EXERCISE PROMPT:
The complete listing should be restated exactly.

LISTED ENTRIES:
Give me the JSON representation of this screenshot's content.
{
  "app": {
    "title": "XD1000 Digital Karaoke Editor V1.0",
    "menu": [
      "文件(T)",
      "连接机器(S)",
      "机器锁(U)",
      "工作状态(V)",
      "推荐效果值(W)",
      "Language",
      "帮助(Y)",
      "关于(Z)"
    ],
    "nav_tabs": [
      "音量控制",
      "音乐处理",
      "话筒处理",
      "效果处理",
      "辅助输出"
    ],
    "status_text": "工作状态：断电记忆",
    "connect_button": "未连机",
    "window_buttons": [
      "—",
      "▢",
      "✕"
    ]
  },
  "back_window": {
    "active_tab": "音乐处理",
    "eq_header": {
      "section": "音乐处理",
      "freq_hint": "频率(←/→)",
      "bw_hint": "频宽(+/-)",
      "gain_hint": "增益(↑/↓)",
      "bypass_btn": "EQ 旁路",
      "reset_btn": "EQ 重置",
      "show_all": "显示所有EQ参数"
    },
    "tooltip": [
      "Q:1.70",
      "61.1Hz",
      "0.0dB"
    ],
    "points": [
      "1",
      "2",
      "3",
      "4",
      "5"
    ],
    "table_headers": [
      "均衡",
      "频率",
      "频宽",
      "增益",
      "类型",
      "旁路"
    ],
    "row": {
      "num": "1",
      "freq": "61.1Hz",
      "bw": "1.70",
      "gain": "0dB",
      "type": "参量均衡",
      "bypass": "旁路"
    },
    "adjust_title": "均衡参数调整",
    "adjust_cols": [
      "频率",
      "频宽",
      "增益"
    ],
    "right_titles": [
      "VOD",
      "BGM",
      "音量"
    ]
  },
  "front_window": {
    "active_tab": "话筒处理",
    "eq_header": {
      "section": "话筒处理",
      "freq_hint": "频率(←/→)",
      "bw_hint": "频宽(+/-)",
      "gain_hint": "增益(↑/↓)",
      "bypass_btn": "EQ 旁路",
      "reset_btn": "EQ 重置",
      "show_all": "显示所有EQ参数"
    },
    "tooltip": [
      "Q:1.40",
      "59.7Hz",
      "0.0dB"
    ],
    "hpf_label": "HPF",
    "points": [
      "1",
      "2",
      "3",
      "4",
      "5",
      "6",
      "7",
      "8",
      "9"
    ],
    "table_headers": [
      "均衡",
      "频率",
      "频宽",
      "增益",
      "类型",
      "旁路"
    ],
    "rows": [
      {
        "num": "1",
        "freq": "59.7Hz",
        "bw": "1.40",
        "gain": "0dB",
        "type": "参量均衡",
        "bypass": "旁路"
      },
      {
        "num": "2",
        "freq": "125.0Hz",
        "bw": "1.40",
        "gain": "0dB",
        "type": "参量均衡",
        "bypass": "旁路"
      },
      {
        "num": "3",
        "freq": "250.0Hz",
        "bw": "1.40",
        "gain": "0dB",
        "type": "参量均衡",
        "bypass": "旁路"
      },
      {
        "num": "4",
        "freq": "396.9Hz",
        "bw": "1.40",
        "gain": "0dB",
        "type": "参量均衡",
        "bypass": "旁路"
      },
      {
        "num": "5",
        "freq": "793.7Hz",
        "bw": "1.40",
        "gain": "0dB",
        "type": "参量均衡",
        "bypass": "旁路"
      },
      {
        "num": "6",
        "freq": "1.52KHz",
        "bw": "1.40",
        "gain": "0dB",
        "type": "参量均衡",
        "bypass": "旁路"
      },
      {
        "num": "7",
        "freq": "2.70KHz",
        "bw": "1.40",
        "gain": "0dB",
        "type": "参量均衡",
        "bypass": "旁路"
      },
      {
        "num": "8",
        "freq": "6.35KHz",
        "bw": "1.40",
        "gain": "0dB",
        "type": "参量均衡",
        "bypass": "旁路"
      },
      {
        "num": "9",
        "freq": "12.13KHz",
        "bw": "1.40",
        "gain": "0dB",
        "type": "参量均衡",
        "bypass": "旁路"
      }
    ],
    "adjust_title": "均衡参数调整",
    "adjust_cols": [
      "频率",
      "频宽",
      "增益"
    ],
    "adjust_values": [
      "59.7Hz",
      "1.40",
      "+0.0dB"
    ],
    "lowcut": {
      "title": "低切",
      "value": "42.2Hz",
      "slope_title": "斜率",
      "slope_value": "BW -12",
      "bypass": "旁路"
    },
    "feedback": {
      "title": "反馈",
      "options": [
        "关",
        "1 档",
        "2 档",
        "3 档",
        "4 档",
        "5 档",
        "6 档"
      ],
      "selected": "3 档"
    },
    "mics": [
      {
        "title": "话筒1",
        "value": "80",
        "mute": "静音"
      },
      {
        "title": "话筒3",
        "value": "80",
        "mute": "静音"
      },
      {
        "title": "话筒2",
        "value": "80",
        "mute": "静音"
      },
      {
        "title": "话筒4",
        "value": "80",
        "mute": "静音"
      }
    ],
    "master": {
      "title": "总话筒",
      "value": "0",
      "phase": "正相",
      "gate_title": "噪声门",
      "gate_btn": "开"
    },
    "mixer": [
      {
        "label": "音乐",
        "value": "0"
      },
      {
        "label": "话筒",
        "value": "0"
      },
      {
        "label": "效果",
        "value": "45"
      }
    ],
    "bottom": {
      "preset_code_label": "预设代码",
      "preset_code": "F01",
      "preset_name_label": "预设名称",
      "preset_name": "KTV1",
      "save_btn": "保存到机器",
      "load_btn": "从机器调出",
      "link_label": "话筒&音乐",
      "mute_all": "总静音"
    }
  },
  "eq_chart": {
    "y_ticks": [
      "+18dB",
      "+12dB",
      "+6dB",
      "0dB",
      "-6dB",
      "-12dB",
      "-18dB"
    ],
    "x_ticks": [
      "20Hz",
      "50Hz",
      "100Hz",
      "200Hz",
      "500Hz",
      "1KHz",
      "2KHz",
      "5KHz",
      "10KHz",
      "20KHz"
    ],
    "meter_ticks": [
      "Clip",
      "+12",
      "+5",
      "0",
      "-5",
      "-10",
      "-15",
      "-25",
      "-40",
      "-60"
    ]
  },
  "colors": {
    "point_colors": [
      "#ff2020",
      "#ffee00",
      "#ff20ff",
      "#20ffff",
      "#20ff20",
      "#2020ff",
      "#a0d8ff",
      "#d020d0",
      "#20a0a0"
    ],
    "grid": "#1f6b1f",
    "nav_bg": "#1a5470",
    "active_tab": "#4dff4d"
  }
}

FULL ANSWER:
Give me the JSON representation of this screenshot's content.
{
  "app": {
    "title": "XD1000 Digital Karaoke Editor V1.0",
    "menu": [
      "文件(T)",
      "连接机器(S)",
      "机器锁(U)",
      "工作状态(V)",
      "推荐效果值(W)",
      "Language",
      "帮助(Y)",
      "关于(Z)"
    ],
    "nav_tabs": [
      "音量控制",
      "音乐处理",
      "话筒处理",
      "效果处理",
      "辅助输出"
    ],
    "status_text": "工作状态：断电记忆",
    "connect_button": "未连机",
    "window_buttons": [
      "—",
      "▢",
      "✕"
    ]
  },
  "back_window": {
    "active_tab": "音乐处理",
    "eq_header": {
      "section": "音乐处理",
      "freq_hint": "频率(←/→)",
      "bw_hint": "频宽(+/-)",
      "gain_hint": "增益(↑/↓)",
      "bypass_btn": "EQ 旁路",
      "reset_btn": "EQ 重置",
      "show_all": "显示所有EQ参数"
    },
    "tooltip": [
      "Q:1.70",
      "61.1Hz",
      "0.0dB"
    ],
    "points": [
      "1",
      "2",
      "3",
      "4",
      "5"
    ],
    "table_headers": [
      "均衡",
      "频率",
      "频宽",
      "增益",
      "类型",
      "旁路"
    ],
    "row": {
      "num": "1",
      "freq": "61.1Hz",
      "bw": "1.70",
      "gain": "0dB",
      "type": "参量均衡",
      "bypass": "旁路"
    },
    "adjust_title": "均衡参数调整",
    "adjust_cols": [
      "频率",
      "频宽",
      "增益"
    ],
    "right_titles": [
      "VOD",
      "BGM",
      "音量"
    ]
  },
  "front_window": {
    "active_tab": "话筒处理",
    "eq_header": {
      "section": "话筒处理",
      "freq_hint": "频率(←/→)",
      "bw_hint": "频宽(+/-)",
      "gain_hint": "增益(↑/↓)",
      "bypass_btn": "EQ 旁路",
      "reset_btn": "EQ 重置",
      "show_all": "显示所有EQ参数"
    },
    "tooltip": [
      "Q:1.40",
      "59.7Hz",
      "0.0dB"
    ],
    "hpf_label": "HPF",
    "points": [
      "1",
      "2",
      "3",
      "4",
      "5",
      "6",
      "7",
      "8",
      "9"
    ],
    "table_headers": [
      "均衡",
      "频率",
      "频宽",
      "增益",
      "类型",
      "旁路"
    ],
    "rows": [
      {
        "num": "1",
        "freq": "59.7Hz",
        "bw": "1.40",
        "gain": "0dB",
        "type": "参量均衡",
        "bypass": "旁路"
      },
      {
        "num": "2",
        "freq": "125.0Hz",
        "bw": "1.40",
        "gain": "0dB",
        "type": "参量均衡",
        "bypass": "旁路"
      },
      {
        "num": "3",
        "freq": "250.0Hz",
        "bw": "1.40",
        "gain": "0dB",
        "type": "参量均衡",
        "bypass": "旁路"
      },
      {
        "num": "4",
        "freq": "396.9Hz",
        "bw": "1.40",
        "gain": "0dB",
        "type": "参量均衡",
        "bypass": "旁路"
      },
      {
        "num": "5",
        "freq": "793.7Hz",
        "bw": "1.40",
        "gain": "0dB",
        "type": "参量均衡",
        "bypass": "旁路"
      },
      {
        "num": "6",
        "freq": "1.52KHz",
        "bw": "1.40",
        "gain": "0dB",
        "type": "参量均衡",
        "bypass": "旁路"
      },
      {
        "num": "7",
        "freq": "2.70KHz",
        "bw": "1.40",
        "gain": "0dB",
        "type": "参量均衡",
        "bypass": "旁路"
      },
      {
        "num": "8",
        "freq": "6.35KHz",
        "bw": "1.40",
        "gain": "0dB",
        "type": "参量均衡",
        "bypass": "旁路"
      },
      {
        "num": "9",
        "freq": "12.13KHz",
        "bw": "1.40",
        "gain": "0dB",
        "type": "参量均衡",
        "bypass": "旁路"
      }
    ],
    "adjust_title": "均衡参数调整",
    "adjust_cols": [
      "频率",
      "频宽",
      "增益"
    ],
    "adjust_values": [
      "59.7Hz",
      "1.40",
      "+0.0dB"
    ],
    "lowcut": {
      "title": "低切",
      "value": "42.2Hz",
      "slope_title": "斜率",
      "slope_value": "BW -12",
      "bypass": "旁路"
    },
    "feedback": {
      "title": "反馈",
      "options": [
        "关",
        "1 档",
        "2 档",
        "3 档",
        "4 档",
        "5 档",
        "6 档"
      ],
      "selected": "3 档"
    },
    "mics": [
      {
        "title": "话筒1",
        "value": "80",
        "mute": "静音"
      },
      {
        "title": "话筒3",
        "value": "80",
        "mute": "静音"
      },
      {
        "title": "话筒2",
        "value": "80",
        "mute": "静音"
      },
      {
        "title": "话筒4",
        "value": "80",
        "mute": "静音"
      }
    ],
    "master": {
      "title": "总话筒",
      "value": "0",
      "phase": "正相",
      "gate_title": "噪声门",
      "gate_btn": "开"
    },
    "mixer": [
      {
        "label": "音乐",
        "value": "0"
      },
      {
        "label": "话筒",
        "value": "0"
      },
      {
        "label": "效果",
        "value": "45"
      }
    ],
    "bottom": {
      "preset_code_label": "预设代码",
      "preset_code": "F01",
      "preset_name_label": "预设名称",
      "preset_name": "KTV1",
      "save_btn": "保存到机器",
      "load_btn": "从机器调出",
      "link_label": "话筒&音乐",
      "mute_all": "总静音"
    }
  },
  "eq_chart": {
    "y_ticks": [
      "+18dB",
      "+12dB",
      "+6dB",
      "0dB",
      "-6dB",
      "-12dB",
      "-18dB"
    ],
    "x_ticks": [
      "20Hz",
      "50Hz",
      "100Hz",
      "200Hz",
      "500Hz",
      "1KHz",
      "2KHz",
      "5KHz",
      "10KHz",
      "20KHz"
    ],
    "meter_ticks": [
      "Clip",
      "+12",
      "+5",
      "0",
      "-5",
      "-10",
      "-15",
      "-25",
      "-40",
      "-60"
    ]
  },
  "colors": {
    "point_colors": [
      "#ff2020",
      "#ffee00",
      "#ff20ff",
      "#20ffff",
      "#20ff20",
      "#2020ff",
      "#a0d8ff",
      "#d020d0",
      "#20a0a0"
    ],
    "grid": "#1f6b1f",
    "nav_bg": "#1a5470",
    "active_tab": "#4dff4d"
  }
}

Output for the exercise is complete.